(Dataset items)

- - -

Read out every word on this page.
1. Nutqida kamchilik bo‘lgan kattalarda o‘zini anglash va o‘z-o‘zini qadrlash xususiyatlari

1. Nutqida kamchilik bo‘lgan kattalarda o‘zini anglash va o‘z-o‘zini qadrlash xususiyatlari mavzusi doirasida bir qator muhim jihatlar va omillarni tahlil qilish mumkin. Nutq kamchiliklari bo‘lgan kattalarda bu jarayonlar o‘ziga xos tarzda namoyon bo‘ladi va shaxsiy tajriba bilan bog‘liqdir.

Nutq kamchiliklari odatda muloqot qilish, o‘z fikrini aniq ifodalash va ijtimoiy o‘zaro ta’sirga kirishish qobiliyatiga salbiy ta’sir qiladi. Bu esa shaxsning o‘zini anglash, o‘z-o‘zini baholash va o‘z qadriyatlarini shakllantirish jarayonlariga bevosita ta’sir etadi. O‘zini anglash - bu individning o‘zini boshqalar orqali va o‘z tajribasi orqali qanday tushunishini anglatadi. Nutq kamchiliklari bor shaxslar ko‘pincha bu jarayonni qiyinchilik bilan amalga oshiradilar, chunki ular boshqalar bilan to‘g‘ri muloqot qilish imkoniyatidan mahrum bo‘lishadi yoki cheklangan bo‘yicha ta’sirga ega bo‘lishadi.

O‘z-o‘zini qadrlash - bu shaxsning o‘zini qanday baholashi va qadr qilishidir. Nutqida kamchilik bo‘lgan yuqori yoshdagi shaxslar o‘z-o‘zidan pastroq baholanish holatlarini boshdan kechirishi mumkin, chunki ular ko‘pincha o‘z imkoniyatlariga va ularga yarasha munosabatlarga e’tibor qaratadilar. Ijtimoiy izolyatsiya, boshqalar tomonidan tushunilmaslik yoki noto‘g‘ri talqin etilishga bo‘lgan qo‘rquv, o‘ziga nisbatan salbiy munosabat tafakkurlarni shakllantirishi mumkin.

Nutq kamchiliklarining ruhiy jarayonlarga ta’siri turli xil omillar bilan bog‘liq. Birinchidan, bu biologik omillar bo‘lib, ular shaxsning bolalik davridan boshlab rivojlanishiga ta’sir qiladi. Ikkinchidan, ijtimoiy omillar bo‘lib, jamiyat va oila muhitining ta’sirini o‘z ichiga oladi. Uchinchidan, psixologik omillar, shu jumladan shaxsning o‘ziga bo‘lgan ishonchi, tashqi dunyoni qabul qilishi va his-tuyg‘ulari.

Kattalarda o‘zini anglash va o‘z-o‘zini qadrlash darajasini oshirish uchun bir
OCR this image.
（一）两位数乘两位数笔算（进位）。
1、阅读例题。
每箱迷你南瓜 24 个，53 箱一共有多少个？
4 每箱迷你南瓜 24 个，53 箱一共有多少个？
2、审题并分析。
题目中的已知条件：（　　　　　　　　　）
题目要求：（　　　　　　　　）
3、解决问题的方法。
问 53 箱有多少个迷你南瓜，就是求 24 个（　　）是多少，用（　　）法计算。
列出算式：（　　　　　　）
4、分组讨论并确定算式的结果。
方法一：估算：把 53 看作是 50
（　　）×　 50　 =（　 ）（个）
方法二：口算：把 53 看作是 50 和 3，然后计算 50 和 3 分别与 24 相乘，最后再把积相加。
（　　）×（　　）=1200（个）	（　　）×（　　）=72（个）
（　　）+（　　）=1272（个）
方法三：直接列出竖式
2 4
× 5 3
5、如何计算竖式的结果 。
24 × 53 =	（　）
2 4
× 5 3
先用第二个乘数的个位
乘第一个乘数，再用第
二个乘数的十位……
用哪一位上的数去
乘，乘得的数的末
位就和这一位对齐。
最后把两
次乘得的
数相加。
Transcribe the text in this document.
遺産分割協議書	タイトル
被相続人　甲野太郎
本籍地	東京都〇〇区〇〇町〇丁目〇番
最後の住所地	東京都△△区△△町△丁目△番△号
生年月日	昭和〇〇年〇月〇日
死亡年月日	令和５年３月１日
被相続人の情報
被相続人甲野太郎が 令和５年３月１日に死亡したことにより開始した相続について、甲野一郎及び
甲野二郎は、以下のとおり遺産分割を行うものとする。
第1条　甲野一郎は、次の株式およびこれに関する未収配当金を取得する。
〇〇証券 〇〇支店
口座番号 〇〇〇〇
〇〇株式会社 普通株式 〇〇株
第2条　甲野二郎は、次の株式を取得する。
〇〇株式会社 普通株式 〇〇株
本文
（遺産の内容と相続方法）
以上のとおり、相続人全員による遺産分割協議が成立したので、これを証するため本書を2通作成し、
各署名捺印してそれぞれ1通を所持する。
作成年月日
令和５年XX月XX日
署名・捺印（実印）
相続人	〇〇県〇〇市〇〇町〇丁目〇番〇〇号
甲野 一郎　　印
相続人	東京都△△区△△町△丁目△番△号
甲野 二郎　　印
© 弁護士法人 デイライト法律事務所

- - -

- _Exercise objective_
Each record above must be given again exactly.

- _Solution to this problem_
Read out every word on this page.
1. Nutqida kamchilik bo‘lgan kattalarda o‘zini anglash va o‘z-o‘zini qadrlash xususiyatlari

1. Nutqida kamchilik bo‘lgan kattalarda o‘zini anglash va o‘z-o‘zini qadrlash xususiyatlari mavzusi doirasida bir qator muhim jihatlar va omillarni tahlil qilish mumkin. Nutq kamchiliklari bo‘lgan kattalarda bu jarayonlar o‘ziga xos tarzda namoyon bo‘ladi va shaxsiy tajriba bilan bog‘liqdir.

Nutq kamchiliklari odatda muloqot qilish, o‘z fikrini aniq ifodalash va ijtimoiy o‘zaro ta’sirga kirishish qobiliyatiga salbiy ta’sir qiladi. Bu esa shaxsning o‘zini anglash, o‘z-o‘zini baholash va o‘z qadriyatlarini shakllantirish jarayonlariga bevosita ta’sir etadi. O‘zini anglash - bu individning o‘zini boshqalar orqali va o‘z tajribasi orqali qanday tushunishini anglatadi. Nutq kamchiliklari bor shaxslar ko‘pincha bu jarayonni qiyinchilik bilan amalga oshiradilar, chunki ular boshqalar bilan to‘g‘ri muloqot qilish imkoniyatidan mahrum bo‘lishadi yoki cheklangan bo‘yicha ta’sirga ega bo‘lishadi.

O‘z-o‘zini qadrlash - bu shaxsning o‘zini qanday baholashi va qadr qilishidir. Nutqida kamchilik bo‘lgan yuqori yoshdagi shaxslar o‘z-o‘zidan pastroq baholanish holatlarini boshdan kechirishi mumkin, chunki ular ko‘pincha o‘z imkoniyatlariga va ularga yarasha munosabatlarga e’tibor qaratadilar. Ijtimoiy izolyatsiya, boshqalar tomonidan tushunilmaslik yoki noto‘g‘ri talqin etilishga bo‘lgan qo‘rquv, o‘ziga nisbatan salbiy munosabat tafakkurlarni shakllantirishi mumkin.

Nutq kamchiliklarining ruhiy jarayonlarga ta’siri turli xil omillar bilan bog‘liq. Birinchidan, bu biologik omillar bo‘lib, ular shaxsning bolalik davridan boshlab rivojlanishiga ta’sir qiladi. Ikkinchidan, ijtimoiy omillar bo‘lib, jamiyat va oila muhitining ta’sirini o‘z ichiga oladi. Uchinchidan, psixologik omillar, shu jumladan shaxsning o‘ziga bo‘lgan ishonchi, tashqi dunyoni qabul qilishi va his-tuyg‘ulari.

Kattalarda o‘zini anglash va o‘z-o‘zini qadrlash darajasini oshirish uchun bir
OCR this image.
（一）两位数乘两位数笔算（进位）。
1、阅读例题。
每箱迷你南瓜 24 个，53 箱一共有多少个？
4 每箱迷你南瓜 24 个，53 箱一共有多少个？
2、审题并分析。
题目中的已知条件：（　　　　　　　　　）
题目要求：（　　　　　　　　）
3、解决问题的方法。
问 53 箱有多少个迷你南瓜，就是求 24 个（　　）是多少，用（　　）法计算。
列出算式：（　　　　　　）
4、分组讨论并确定算式的结果。
方法一：估算：把 53 看作是 50
（　　）×　 50　 =（　 ）（个）
方法二：口算：把 53 看作是 50 和 3，然后计算 50 和 3 分别与 24 相乘，最后再把积相加。
（　　）×（　　）=1200（个）	（　　）×（　　）=72（个）
（　　）+（　　）=1272（个）
方法三：直接列出竖式
2 4
× 5 3
5、如何计算竖式的结果 。
24 × 53 =	（　）
2 4
× 5 3
先用第二个乘数的个位
乘第一个乘数，再用第
二个乘数的十位……
用哪一位上的数去
乘，乘得的数的末
位就和这一位对齐。
最后把两
次乘得的
数相加。
Transcribe the text in this document.
遺産分割協議書	タイトル
被相続人　甲野太郎
本籍地	東京都〇〇区〇〇町〇丁目〇番
最後の住所地	東京都△△区△△町△丁目△番△号
生年月日	昭和〇〇年〇月〇日
死亡年月日	令和５年３月１日
被相続人の情報
被相続人甲野太郎が 令和５年３月１日に死亡したことにより開始した相続について、甲野一郎及び
甲野二郎は、以下のとおり遺産分割を行うものとする。
第1条　甲野一郎は、次の株式およびこれに関する未収配当金を取得する。
〇〇証券 〇〇支店
口座番号 〇〇〇〇
〇〇株式会社 普通株式 〇〇株
第2条　甲野二郎は、次の株式を取得する。
〇〇株式会社 普通株式 〇〇株
本文
（遺産の内容と相続方法）
以上のとおり、相続人全員による遺産分割協議が成立したので、これを証するため本書を2通作成し、
各署名捺印してそれぞれ1通を所持する。
作成年月日
令和５年XX月XX日
署名・捺印（実印）
相続人	〇〇県〇〇市〇〇町〇丁目〇番〇〇号
甲野 一郎　　印
相続人	東京都△△区△△町△丁目△番△号
甲野 二郎　　印
© 弁護士法人 デイライト法律事務所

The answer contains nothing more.